Could you write out every entry exactly as it stands?

# INPUT start

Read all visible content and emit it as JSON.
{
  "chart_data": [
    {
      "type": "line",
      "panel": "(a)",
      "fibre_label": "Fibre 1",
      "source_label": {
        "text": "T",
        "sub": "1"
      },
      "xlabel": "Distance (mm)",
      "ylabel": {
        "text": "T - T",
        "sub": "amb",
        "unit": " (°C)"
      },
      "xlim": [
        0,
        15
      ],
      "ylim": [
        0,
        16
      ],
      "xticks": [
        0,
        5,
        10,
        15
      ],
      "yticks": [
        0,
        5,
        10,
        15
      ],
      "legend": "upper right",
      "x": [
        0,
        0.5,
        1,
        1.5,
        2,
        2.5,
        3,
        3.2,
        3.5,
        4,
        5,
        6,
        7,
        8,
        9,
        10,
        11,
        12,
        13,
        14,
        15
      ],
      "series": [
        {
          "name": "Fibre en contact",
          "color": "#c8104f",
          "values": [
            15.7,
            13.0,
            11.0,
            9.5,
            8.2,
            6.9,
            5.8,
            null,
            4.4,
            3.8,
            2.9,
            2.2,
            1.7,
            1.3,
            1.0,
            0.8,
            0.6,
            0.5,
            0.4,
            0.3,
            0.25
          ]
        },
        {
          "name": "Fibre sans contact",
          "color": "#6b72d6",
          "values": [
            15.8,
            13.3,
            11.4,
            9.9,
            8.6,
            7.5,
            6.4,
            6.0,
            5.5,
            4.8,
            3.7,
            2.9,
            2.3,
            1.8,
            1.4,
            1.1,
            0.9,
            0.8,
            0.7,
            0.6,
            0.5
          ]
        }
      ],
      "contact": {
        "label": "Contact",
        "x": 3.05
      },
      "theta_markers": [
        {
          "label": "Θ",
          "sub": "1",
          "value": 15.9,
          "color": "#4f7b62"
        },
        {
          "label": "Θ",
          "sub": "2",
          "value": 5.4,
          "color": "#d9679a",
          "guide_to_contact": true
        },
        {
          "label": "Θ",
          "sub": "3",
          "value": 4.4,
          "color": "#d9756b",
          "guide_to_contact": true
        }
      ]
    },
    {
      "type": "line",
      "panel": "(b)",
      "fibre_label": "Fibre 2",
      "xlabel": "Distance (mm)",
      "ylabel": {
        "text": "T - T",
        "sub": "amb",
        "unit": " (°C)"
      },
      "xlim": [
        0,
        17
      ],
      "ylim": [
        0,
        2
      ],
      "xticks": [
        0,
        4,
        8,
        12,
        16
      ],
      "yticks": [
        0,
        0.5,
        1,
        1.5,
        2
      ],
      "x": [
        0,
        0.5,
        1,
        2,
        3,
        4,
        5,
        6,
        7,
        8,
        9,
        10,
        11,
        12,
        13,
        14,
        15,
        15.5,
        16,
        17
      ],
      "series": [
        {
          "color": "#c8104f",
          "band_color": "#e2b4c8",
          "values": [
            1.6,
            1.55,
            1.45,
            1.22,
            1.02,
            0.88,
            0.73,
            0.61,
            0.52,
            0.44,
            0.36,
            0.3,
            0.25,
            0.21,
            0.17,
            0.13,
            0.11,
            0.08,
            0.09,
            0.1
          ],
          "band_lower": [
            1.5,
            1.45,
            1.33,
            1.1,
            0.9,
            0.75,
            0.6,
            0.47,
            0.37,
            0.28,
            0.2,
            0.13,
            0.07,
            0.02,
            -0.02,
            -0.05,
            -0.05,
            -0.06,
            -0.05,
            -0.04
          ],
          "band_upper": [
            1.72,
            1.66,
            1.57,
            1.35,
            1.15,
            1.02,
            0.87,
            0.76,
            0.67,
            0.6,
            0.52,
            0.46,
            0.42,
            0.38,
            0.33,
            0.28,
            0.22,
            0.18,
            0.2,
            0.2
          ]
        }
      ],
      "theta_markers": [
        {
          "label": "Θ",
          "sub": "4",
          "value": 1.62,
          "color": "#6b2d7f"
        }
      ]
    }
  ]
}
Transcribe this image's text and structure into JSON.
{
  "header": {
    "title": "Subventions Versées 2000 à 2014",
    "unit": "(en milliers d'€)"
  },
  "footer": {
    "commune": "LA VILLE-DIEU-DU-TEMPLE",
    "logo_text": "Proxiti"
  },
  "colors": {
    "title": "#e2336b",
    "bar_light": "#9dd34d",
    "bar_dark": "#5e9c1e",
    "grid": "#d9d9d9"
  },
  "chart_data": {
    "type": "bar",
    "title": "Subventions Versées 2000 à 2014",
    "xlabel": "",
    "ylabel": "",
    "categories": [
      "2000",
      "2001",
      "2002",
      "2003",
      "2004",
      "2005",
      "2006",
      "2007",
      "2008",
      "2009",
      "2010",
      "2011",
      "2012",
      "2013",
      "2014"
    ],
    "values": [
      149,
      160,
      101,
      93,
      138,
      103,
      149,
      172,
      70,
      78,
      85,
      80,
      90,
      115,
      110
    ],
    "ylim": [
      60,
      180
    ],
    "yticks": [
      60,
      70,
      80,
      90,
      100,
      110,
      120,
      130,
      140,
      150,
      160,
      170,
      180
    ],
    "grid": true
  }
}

# INPUT end

### [THE SOLUTION]
Read all visible content and emit it as JSON.
{
  "chart_data": [
    {
      "type": "line",
      "panel": "(a)",
      "fibre_label": "Fibre 1",
      "source_label": {
        "text": "T",
        "sub": "1"
      },
      "xlabel": "Distance (mm)",
      "ylabel": {
        "text": "T - T",
        "sub": "amb",
        "unit": " (°C)"
      },
      "xlim": [
        0,
        15
      ],
      "ylim": [
        0,
        16
      ],
      "xticks": [
        0,
        5,
        10,
        15
      ],
      "yticks": [
        0,
        5,
        10,
        15
      ],
      "legend": "upper right",
      "x": [
        0,
        0.5,
        1,
        1.5,
        2,
        2.5,
        3,
        3.2,
        3.5,
        4,
        5,
        6,
        7,
        8,
        9,
        10,
        11,
        12,
        13,
        14,
        15
      ],
      "series": [
        {
          "name": "Fibre en contact",
          "color": "#c8104f",
          "values": [
            15.7,
            13.0,
            11.0,
            9.5,
            8.2,
            6.9,
            5.8,
            null,
            4.4,
            3.8,
            2.9,
            2.2,
            1.7,
            1.3,
            1.0,
            0.8,
            0.6,
            0.5,
            0.4,
            0.3,
            0.25
          ]
        },
        {
          "name": "Fibre sans contact",
          "color": "#6b72d6",
          "values": [
            15.8,
            13.3,
            11.4,
            9.9,
            8.6,
            7.5,
            6.4,
            6.0,
            5.5,
            4.8,
            3.7,
            2.9,
            2.3,
            1.8,
            1.4,
            1.1,
            0.9,
            0.8,
            0.7,
            0.6,
            0.5
          ]
        }
      ],
      "contact": {
        "label": "Contact",
        "x": 3.05
      },
      "theta_markers": [
        {
          "label": "Θ",
          "sub": "1",
          "value": 15.9,
          "color": "#4f7b62"
        },
        {
          "label": "Θ",
          "sub": "2",
          "value": 5.4,
          "color": "#d9679a",
          "guide_to_contact": true
        },
        {
          "label": "Θ",
          "sub": "3",
          "value": 4.4,
          "color": "#d9756b",
          "guide_to_contact": true
        }
      ]
    },
    {
      "type": "line",
      "panel": "(b)",
      "fibre_label": "Fibre 2",
      "xlabel": "Distance (mm)",
      "ylabel": {
        "text": "T - T",
        "sub": "amb",
        "unit": " (°C)"
      },
      "xlim": [
        0,
        17
      ],
      "ylim": [
        0,
        2
      ],
      "xticks": [
        0,
        4,
        8,
        12,
        16
      ],
      "yticks": [
        0,
        0.5,
        1,
        1.5,
        2
      ],
      "x": [
        0,
        0.5,
        1,
        2,
        3,
        4,
        5,
        6,
        7,
        8,
        9,
        10,
        11,
        12,
        13,
        14,
        15,
        15.5,
        16,
        17
      ],
      "series": [
        {
          "color": "#c8104f",
          "band_color": "#e2b4c8",
          "values": [
            1.6,
            1.55,
            1.45,
            1.22,
            1.02,
            0.88,
            0.73,
            0.61,
            0.52,
            0.44,
            0.36,
            0.3,
            0.25,
            0.21,
            0.17,
            0.13,
            0.11,
            0.08,
            0.09,
            0.1
          ],
          "band_lower": [
            1.5,
            1.45,
            1.33,
            1.1,
            0.9,
            0.75,
            0.6,
            0.47,
            0.37,
            0.28,
            0.2,
            0.13,
            0.07,
            0.02,
            -0.02,
            -0.05,
            -0.05,
            -0.06,
            -0.05,
            -0.04
          ],
          "band_upper": [
            1.72,
            1.66,
            1.57,
            1.35,
            1.15,
            1.02,
            0.87,
            0.76,
            0.67,
            0.6,
            0.52,
            0.46,
            0.42,
            0.38,
            0.33,
            0.28,
            0.22,
            0.18,
            0.2,
            0.2
          ]
        }
      ],
      "theta_markers": [
        {
          "label": "Θ",
          "sub": "4",
          "value": 1.62,
          "color": "#6b2d7f"
        }
      ]
    }
  ]
}
Transcribe this image's text and structure into JSON.
{
  "header": {
    "title": "Subventions Versées 2000 à 2014",
    "unit": "(en milliers d'€)"
  },
  "footer": {
    "commune": "LA VILLE-DIEU-DU-TEMPLE",
    "logo_text": "Proxiti"
  },
  "colors": {
    "title": "#e2336b",
    "bar_light": "#9dd34d",
    "bar_dark": "#5e9c1e",
    "grid": "#d9d9d9"
  },
  "chart_data": {
    "type": "bar",
    "title": "Subventions Versées 2000 à 2014",
    "xlabel": "",
    "ylabel": "",
    "categories": [
      "2000",
      "2001",
      "2002",
      "2003",
      "2004",
      "2005",
      "2006",
      "2007",
      "2008",
      "2009",
      "2010",
      "2011",
      "2012",
      "2013",
      "2014"
    ],
    "values": [
      149,
      160,
      101,
      93,
      138,
      103,
      149,
      172,
      70,
      78,
      85,
      80,
      90,
      115,
      110
    ],
    "ylim": [
      60,
      180
    ],
    "yticks": [
      60,
      70,
      80,
      90,
      100,
      110,
      120,
      130,
      140,
      150,
      160,
      170,
      180
    ],
    "grid": true
  }
}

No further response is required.